* **Task goal**: Repeat the entries below exactly, pictures excluded.
(Data for this task)
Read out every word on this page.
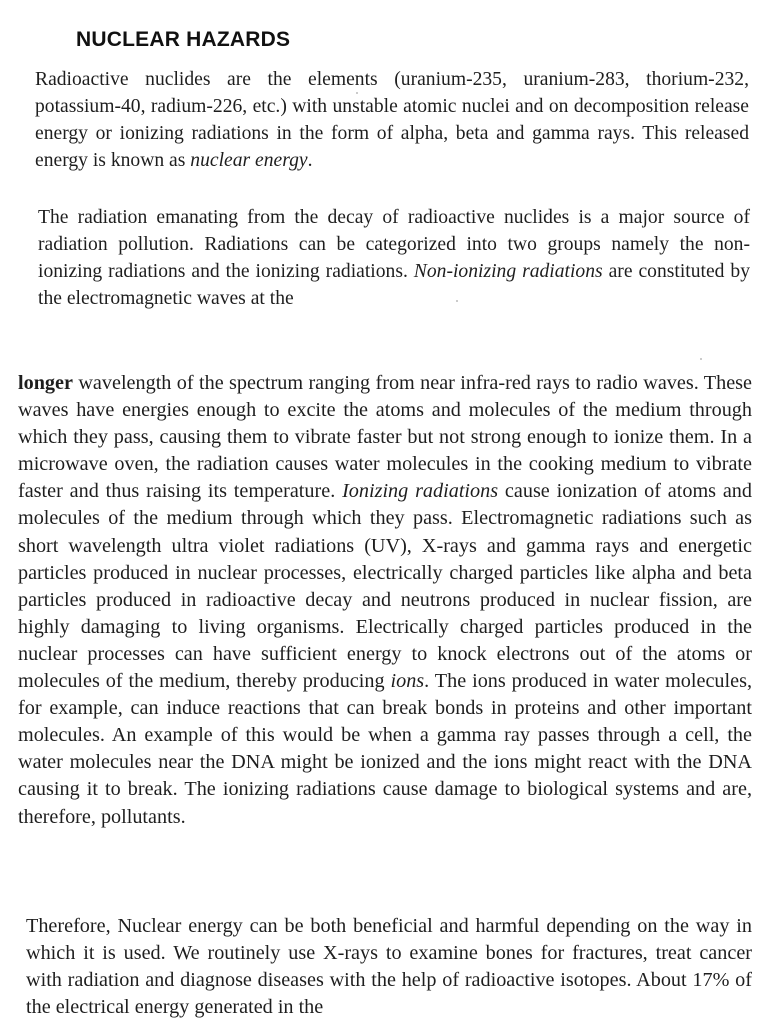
NUCLEAR HAZARDS

Radioactive nuclides are the elements (uranium-235, uranium-283, thorium-232, potassium-40, radium-226, etc.) with unstable atomic nuclei and on decomposition release energy or ionizing radiations in the form of alpha, beta and gamma rays. This released energy is known as nuclear energy.

The radiation emanating from the decay of radioactive nuclides is a major source of radiation pollution. Radiations can be categorized into two groups namely the non-ionizing radiations and the ionizing radiations. Non-ionizing radiations are constituted by the electromagnetic waves at the

longer wavelength of the spectrum ranging from near infra-red rays to radio waves. These waves have energies enough to excite the atoms and molecules of the medium through which they pass, causing them to vibrate faster but not strong enough to ionize them. In a microwave oven, the radiation causes water molecules in the cooking medium to vibrate faster and thus raising its temperature. Ionizing radiations cause ionization of atoms and molecules of the medium through which they pass. Electromagnetic radiations such as short wavelength ultra violet radiations (UV), X-rays and gamma rays and energetic particles produced in nuclear processes, electrically charged particles like alpha and beta particles produced in radioactive decay and neutrons produced in nuclear fission, are highly damaging to living organisms. Electrically charged particles produced in the nuclear processes can have sufficient energy to knock electrons out of the atoms or molecules of the medium, thereby producing ions. The ions produced in water molecules, for example, can induce reactions that can break bonds in proteins and other important molecules. An example of this would be when a gamma ray passes through a cell, the water molecules near the DNA might be ionized and the ions might react with the DNA causing it to break. The ionizing radiations cause damage to biological systems and are, therefore, pollutants.

Therefore, Nuclear energy can be both beneficial and harmful depending on the way in which it is used. We routinely use X-rays to examine bones for fractures, treat cancer with radiation and diagnose diseases with the help of radioactive isotopes. About 17% of the electrical energy generated in the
(End Data for this task)
* **Response below**:
Read out every word on this page.
NUCLEAR HAZARDS

Radioactive nuclides are the elements (uranium-235, uranium-283, thorium-232, potassium-40, radium-226, etc.) with unstable atomic nuclei and on decomposition release energy or ionizing radiations in the form of alpha, beta and gamma rays. This released energy is known as nuclear energy.

The radiation emanating from the decay of radioactive nuclides is a major source of radiation pollution. Radiations can be categorized into two groups namely the non-ionizing radiations and the ionizing radiations. Non-ionizing radiations are constituted by the electromagnetic waves at the

longer wavelength of the spectrum ranging from near infra-red rays to radio waves. These waves have energies enough to excite the atoms and molecules of the medium through which they pass, causing them to vibrate faster but not strong enough to ionize them. In a microwave oven, the radiation causes water molecules in the cooking medium to vibrate faster and thus raising its temperature. Ionizing radiations cause ionization of atoms and molecules of the medium through which they pass. Electromagnetic radiations such as short wavelength ultra violet radiations (UV), X-rays and gamma rays and energetic particles produced in nuclear processes, electrically charged particles like alpha and beta particles produced in radioactive decay and neutrons produced in nuclear fission, are highly damaging to living organisms. Electrically charged particles produced in the nuclear processes can have sufficient energy to knock electrons out of the atoms or molecules of the medium, thereby producing ions. The ions produced in water molecules, for example, can induce reactions that can break bonds in proteins and other important molecules. An example of this would be when a gamma ray passes through a cell, the water molecules near the DNA might be ionized and the ions might react with the DNA causing it to break. The ionizing radiations cause damage to biological systems and are, therefore, pollutants.

Therefore, Nuclear energy can be both beneficial and harmful depending on the way in which it is used. We routinely use X-rays to examine bones for fractures, treat cancer with radiation and diagnose diseases with the help of radioactive isotopes. About 17% of the electrical energy generated in the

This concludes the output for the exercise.